-------- The data

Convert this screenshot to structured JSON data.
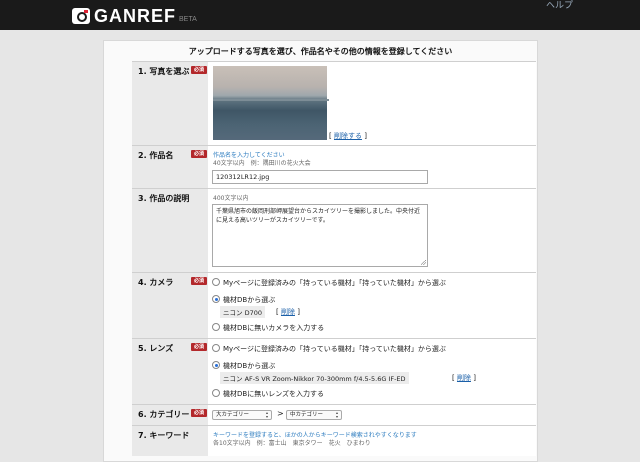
{
  "header": {
    "logo_text": "GANREF",
    "logo_beta": "BETA",
    "help_label": "ヘルプ"
  },
  "form": {
    "heading": "アップロードする写真を選び、作品名やその他の情報を登録してください",
    "required_badge": "必須",
    "photo": {
      "label": "1. 写真を選ぶ",
      "delete_open": "[ ",
      "delete_link": "削除する",
      "delete_close": " ]"
    },
    "title": {
      "label": "2. 作品名",
      "hint": "作品名を入力してください",
      "limit": "40文字以内　例：隅田川の花火大会",
      "value": "120312LR12.jpg"
    },
    "description": {
      "label": "3. 作品の説明",
      "limit": "400文字以内",
      "value": "千葉県旭市の飯岡刑部岬展望台からスカイツリーを撮影しました。中央付近に見える高いツリーがスカイツリーです。"
    },
    "camera": {
      "label": "4. カメラ",
      "opt_mypage": "Myページに登録済みの「持っている機材」「持っていた機材」から選ぶ",
      "opt_db": "機材DBから選ぶ",
      "selected": "ニコン D700",
      "delete_link": "削除",
      "opt_manual": "機材DBに無いカメラを入力する"
    },
    "lens": {
      "label": "5. レンズ",
      "opt_mypage": "Myページに登録済みの「持っている機材」「持っていた機材」から選ぶ",
      "opt_db": "機材DBから選ぶ",
      "selected": "ニコン AF-S VR Zoom-Nikkor 70-300mm f/4.5-5.6G IF-ED",
      "delete_link": "削除",
      "opt_manual": "機材DBに無いレンズを入力する"
    },
    "category": {
      "label": "6. カテゴリー",
      "major_value": "大カテゴリー",
      "arrow": ">",
      "minor_value": "中カテゴリー"
    },
    "keyword": {
      "label": "7. キーワード",
      "hint": "キーワードを登録すると、ほかの人からキーワード検索されやすくなります",
      "example": "各10文字以内　例：富士山　東京タワー　花火　ひまわり"
    }
  },
  "colors": {
    "required": "#b3282b",
    "link": "#1a5fa8",
    "topbar": "#1a1a1a"
  }
}
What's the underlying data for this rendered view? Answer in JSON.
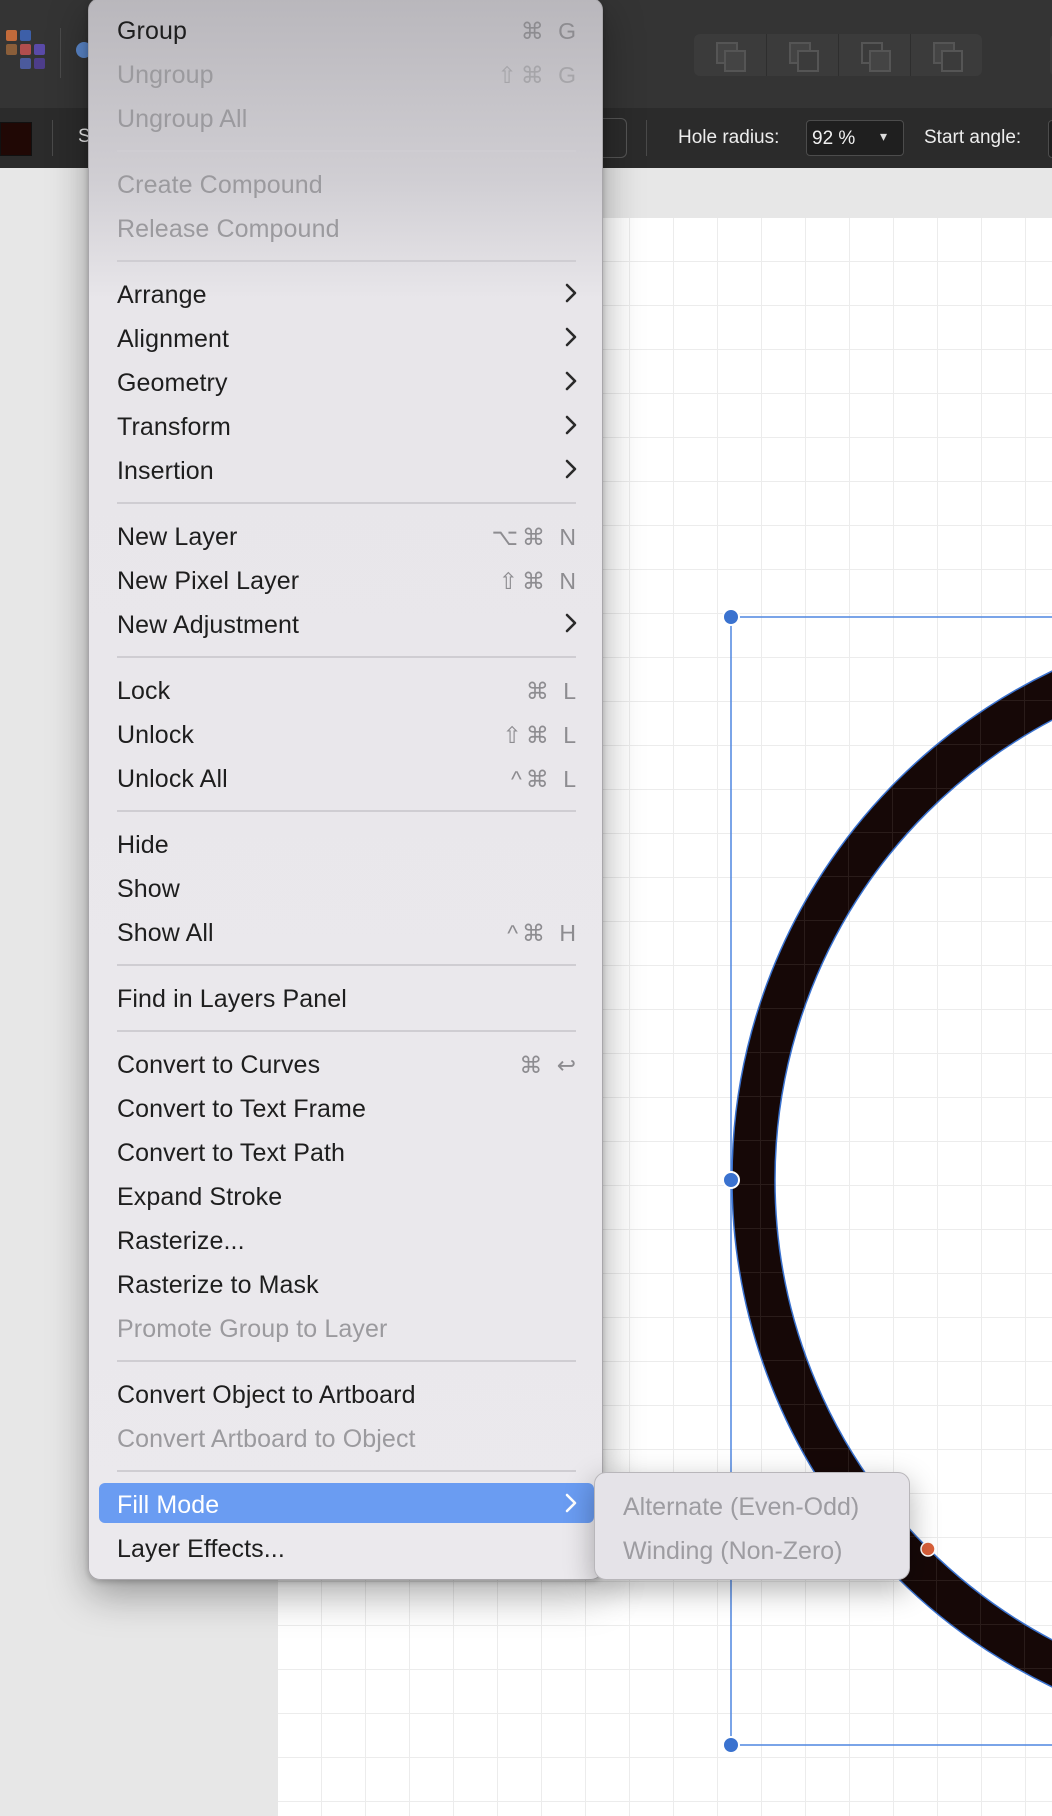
{
  "toolbar": {
    "partial_label": "S",
    "hole_radius_label": "Hole radius:",
    "hole_radius_value": "92 %",
    "start_angle_label": "Start angle:",
    "fill_color": "#200805"
  },
  "context_menu": {
    "items": {
      "group": {
        "label": "Group",
        "shortcut": "⌘ G"
      },
      "ungroup": {
        "label": "Ungroup",
        "shortcut": "⇧⌘ G"
      },
      "ungroup_all": {
        "label": "Ungroup All"
      },
      "create_compound": {
        "label": "Create Compound"
      },
      "release_compound": {
        "label": "Release Compound"
      },
      "arrange": {
        "label": "Arrange"
      },
      "alignment": {
        "label": "Alignment"
      },
      "geometry": {
        "label": "Geometry"
      },
      "transform": {
        "label": "Transform"
      },
      "insertion": {
        "label": "Insertion"
      },
      "new_layer": {
        "label": "New Layer",
        "shortcut": "⌥⌘ N"
      },
      "new_pixel_layer": {
        "label": "New Pixel Layer",
        "shortcut": "⇧⌘ N"
      },
      "new_adjustment": {
        "label": "New Adjustment"
      },
      "lock": {
        "label": "Lock",
        "shortcut": "⌘ L"
      },
      "unlock": {
        "label": "Unlock",
        "shortcut": "⇧⌘ L"
      },
      "unlock_all": {
        "label": "Unlock All",
        "shortcut": "^⌘ L"
      },
      "hide": {
        "label": "Hide"
      },
      "show": {
        "label": "Show"
      },
      "show_all": {
        "label": "Show All",
        "shortcut": "^⌘ H"
      },
      "find_in_layers": {
        "label": "Find in Layers Panel"
      },
      "convert_to_curves": {
        "label": "Convert to Curves",
        "shortcut": "⌘ ↩"
      },
      "convert_to_text_frame": {
        "label": "Convert to Text Frame"
      },
      "convert_to_text_path": {
        "label": "Convert to Text Path"
      },
      "expand_stroke": {
        "label": "Expand Stroke"
      },
      "rasterize": {
        "label": "Rasterize..."
      },
      "rasterize_to_mask": {
        "label": "Rasterize to Mask"
      },
      "promote_group": {
        "label": "Promote Group to Layer"
      },
      "convert_object_to_artboard": {
        "label": "Convert Object to Artboard"
      },
      "convert_artboard_to_object": {
        "label": "Convert Artboard to Object"
      },
      "fill_mode": {
        "label": "Fill Mode"
      },
      "layer_effects": {
        "label": "Layer Effects..."
      }
    }
  },
  "submenu": {
    "alternate": {
      "label": "Alternate (Even-Odd)"
    },
    "winding": {
      "label": "Winding (Non-Zero)"
    }
  },
  "colors": {
    "accent": "#6a9cf2",
    "selection_handle": "#3a72cf",
    "ring_fill": "#160807",
    "rotation_handle": "#d9603a"
  }
}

----------------

→ **What the task asks**
Every record must be copied exactly, with the pictures left out.

→ **Response to the exercise**
Convert this screenshot to structured JSON data.
{
  "header": {
    "logo_text": "GANREF",
    "logo_beta": "BETA",
    "help_label": "ヘルプ"
  },
  "form": {
    "heading": "アップロードする写真を選び、作品名やその他の情報を登録してください",
    "required_badge": "必須",
    "photo": {
      "label": "1. 写真を選ぶ",
      "delete_open": "[ ",
      "delete_link": "削除する",
      "delete_close": " ]"
    },
    "title": {
      "label": "2. 作品名",
      "hint": "作品名を入力してください",
      "limit": "40文字以内　例：隅田川の花火大会",
      "value": "120312LR12.jpg"
    },
    "description": {
      "label": "3. 作品の説明",
      "limit": "400文字以内",
      "value": "千葉県旭市の飯岡刑部岬展望台からスカイツリーを撮影しました。中央付近に見える高いツリーがスカイツリーです。"
    },
    "camera": {
      "label": "4. カメラ",
      "opt_mypage": "Myページに登録済みの「持っている機材」「持っていた機材」から選ぶ",
      "opt_db": "機材DBから選ぶ",
      "selected": "ニコン D700",
      "delete_link": "削除",
      "opt_manual": "機材DBに無いカメラを入力する"
    },
    "lens": {
      "label": "5. レンズ",
      "opt_mypage": "Myページに登録済みの「持っている機材」「持っていた機材」から選ぶ",
      "opt_db": "機材DBから選ぶ",
      "selected": "ニコン AF-S VR Zoom-Nikkor 70-300mm f/4.5-5.6G IF-ED",
      "delete_link": "削除",
      "opt_manual": "機材DBに無いレンズを入力する"
    },
    "category": {
      "label": "6. カテゴリー",
      "major_value": "大カテゴリー",
      "arrow": ">",
      "minor_value": "中カテゴリー"
    },
    "keyword": {
      "label": "7. キーワード",
      "hint": "キーワードを登録すると、ほかの人からキーワード検索されやすくなります",
      "example": "各10文字以内　例：富士山　東京タワー　花火　ひまわり"
    }
  },
  "colors": {
    "required": "#b3282b",
    "link": "#1a5fa8",
    "topbar": "#1a1a1a"
  }
}
What's the underlying data for this rendered view? Answer in JSON.
{
  "toolbar": {
    "partial_label": "S",
    "hole_radius_label": "Hole radius:",
    "hole_radius_value": "92 %",
    "start_angle_label": "Start angle:",
    "fill_color": "#200805"
  },
  "context_menu": {
    "items": {
      "group": {
        "label": "Group",
        "shortcut": "⌘ G"
      },
      "ungroup": {
        "label": "Ungroup",
        "shortcut": "⇧⌘ G"
      },
      "ungroup_all": {
        "label": "Ungroup All"
      },
      "create_compound": {
        "label": "Create Compound"
      },
      "release_compound": {
        "label": "Release Compound"
      },
      "arrange": {
        "label": "Arrange"
      },
      "alignment": {
        "label": "Alignment"
      },
      "geometry": {
        "label": "Geometry"
      },
      "transform": {
        "label": "Transform"
      },
      "insertion": {
        "label": "Insertion"
      },
      "new_layer": {
        "label": "New Layer",
        "shortcut": "⌥⌘ N"
      },
      "new_pixel_layer": {
        "label": "New Pixel Layer",
        "shortcut": "⇧⌘ N"
      },
      "new_adjustment": {
        "label": "New Adjustment"
      },
      "lock": {
        "label": "Lock",
        "shortcut": "⌘ L"
      },
      "unlock": {
        "label": "Unlock",
        "shortcut": "⇧⌘ L"
      },
      "unlock_all": {
        "label": "Unlock All",
        "shortcut": "^⌘ L"
      },
      "hide": {
        "label": "Hide"
      },
      "show": {
        "label": "Show"
      },
      "show_all": {
        "label": "Show All",
        "shortcut": "^⌘ H"
      },
      "find_in_layers": {
        "label": "Find in Layers Panel"
      },
      "convert_to_curves": {
        "label": "Convert to Curves",
        "shortcut": "⌘ ↩"
      },
      "convert_to_text_frame": {
        "label": "Convert to Text Frame"
      },
      "convert_to_text_path": {
        "label": "Convert to Text Path"
      },
      "expand_stroke": {
        "label": "Expand Stroke"
      },
      "rasterize": {
        "label": "Rasterize..."
      },
      "rasterize_to_mask": {
        "label": "Rasterize to Mask"
      },
      "promote_group": {
        "label": "Promote Group to Layer"
      },
      "convert_object_to_artboard": {
        "label": "Convert Object to Artboard"
      },
      "convert_artboard_to_object": {
        "label": "Convert Artboard to Object"
      },
      "fill_mode": {
        "label": "Fill Mode"
      },
      "layer_effects": {
        "label": "Layer Effects..."
      }
    }
  },
  "submenu": {
    "alternate": {
      "label": "Alternate (Even-Odd)"
    },
    "winding": {
      "label": "Winding (Non-Zero)"
    }
  },
  "colors": {
    "accent": "#6a9cf2",
    "selection_handle": "#3a72cf",
    "ring_fill": "#160807",
    "rotation_handle": "#d9603a"
  }
}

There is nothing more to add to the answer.